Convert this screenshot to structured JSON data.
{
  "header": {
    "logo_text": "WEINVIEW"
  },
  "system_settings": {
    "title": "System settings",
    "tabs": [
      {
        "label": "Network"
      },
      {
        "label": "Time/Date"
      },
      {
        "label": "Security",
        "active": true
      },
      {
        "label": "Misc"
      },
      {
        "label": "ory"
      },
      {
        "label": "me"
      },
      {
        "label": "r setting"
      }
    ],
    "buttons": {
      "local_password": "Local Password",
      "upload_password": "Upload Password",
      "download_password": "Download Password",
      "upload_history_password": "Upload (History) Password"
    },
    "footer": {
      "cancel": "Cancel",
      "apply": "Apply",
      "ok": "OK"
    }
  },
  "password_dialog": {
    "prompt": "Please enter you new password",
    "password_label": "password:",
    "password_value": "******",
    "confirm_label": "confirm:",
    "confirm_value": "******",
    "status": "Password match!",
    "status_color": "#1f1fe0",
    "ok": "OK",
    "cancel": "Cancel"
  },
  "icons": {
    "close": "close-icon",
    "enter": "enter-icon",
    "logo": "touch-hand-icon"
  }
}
----
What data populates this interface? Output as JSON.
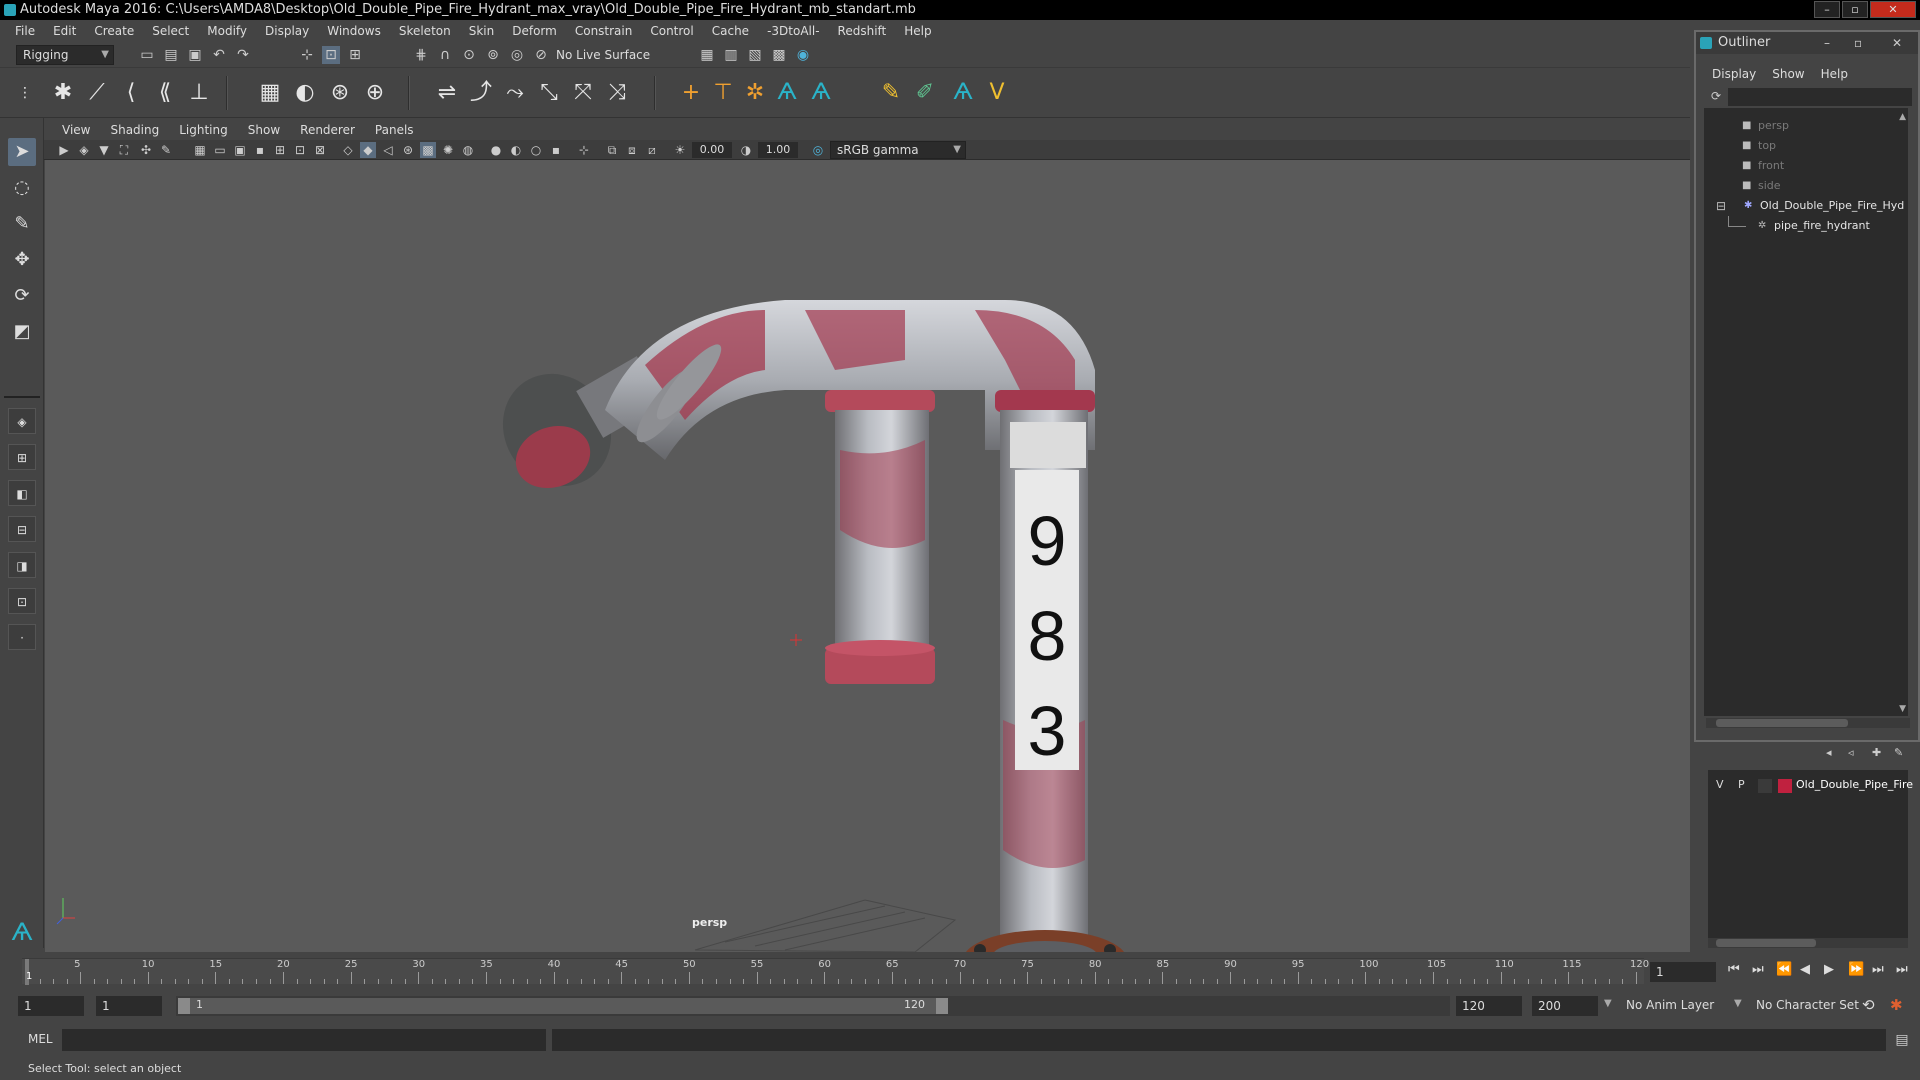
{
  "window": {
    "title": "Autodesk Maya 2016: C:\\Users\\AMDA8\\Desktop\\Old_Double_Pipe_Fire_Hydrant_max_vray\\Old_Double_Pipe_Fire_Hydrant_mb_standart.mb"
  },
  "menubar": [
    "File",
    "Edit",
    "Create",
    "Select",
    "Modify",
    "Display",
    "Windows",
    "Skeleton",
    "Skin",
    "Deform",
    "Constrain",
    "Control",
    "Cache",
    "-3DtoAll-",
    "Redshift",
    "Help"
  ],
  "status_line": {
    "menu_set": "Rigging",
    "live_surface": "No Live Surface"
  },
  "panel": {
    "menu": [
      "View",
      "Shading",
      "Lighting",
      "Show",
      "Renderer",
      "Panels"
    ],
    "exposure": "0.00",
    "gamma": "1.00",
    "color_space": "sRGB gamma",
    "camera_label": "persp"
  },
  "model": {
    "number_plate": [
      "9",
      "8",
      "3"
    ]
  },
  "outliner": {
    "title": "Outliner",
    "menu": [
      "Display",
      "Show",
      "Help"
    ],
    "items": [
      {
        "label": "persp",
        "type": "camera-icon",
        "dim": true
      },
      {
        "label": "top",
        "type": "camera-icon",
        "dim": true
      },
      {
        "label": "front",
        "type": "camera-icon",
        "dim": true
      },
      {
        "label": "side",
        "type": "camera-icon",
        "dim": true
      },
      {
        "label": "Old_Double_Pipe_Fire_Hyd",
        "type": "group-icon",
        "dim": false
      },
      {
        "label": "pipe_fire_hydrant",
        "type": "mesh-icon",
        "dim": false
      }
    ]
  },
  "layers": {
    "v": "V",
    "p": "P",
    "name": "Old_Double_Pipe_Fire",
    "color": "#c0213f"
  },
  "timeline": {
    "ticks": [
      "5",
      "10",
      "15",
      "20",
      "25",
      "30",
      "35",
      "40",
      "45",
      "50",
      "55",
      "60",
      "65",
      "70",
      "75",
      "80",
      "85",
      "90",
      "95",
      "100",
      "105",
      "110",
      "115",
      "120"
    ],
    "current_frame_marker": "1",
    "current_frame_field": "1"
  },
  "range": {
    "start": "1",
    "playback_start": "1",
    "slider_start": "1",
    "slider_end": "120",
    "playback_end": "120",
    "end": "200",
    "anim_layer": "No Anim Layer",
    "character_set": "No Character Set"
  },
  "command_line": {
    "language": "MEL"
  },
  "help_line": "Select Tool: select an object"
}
----
Check each line of the records for "this" and copy the ones that contain it.

Convert this screenshot to structured JSON data.
What data populates this interface? Output as JSON.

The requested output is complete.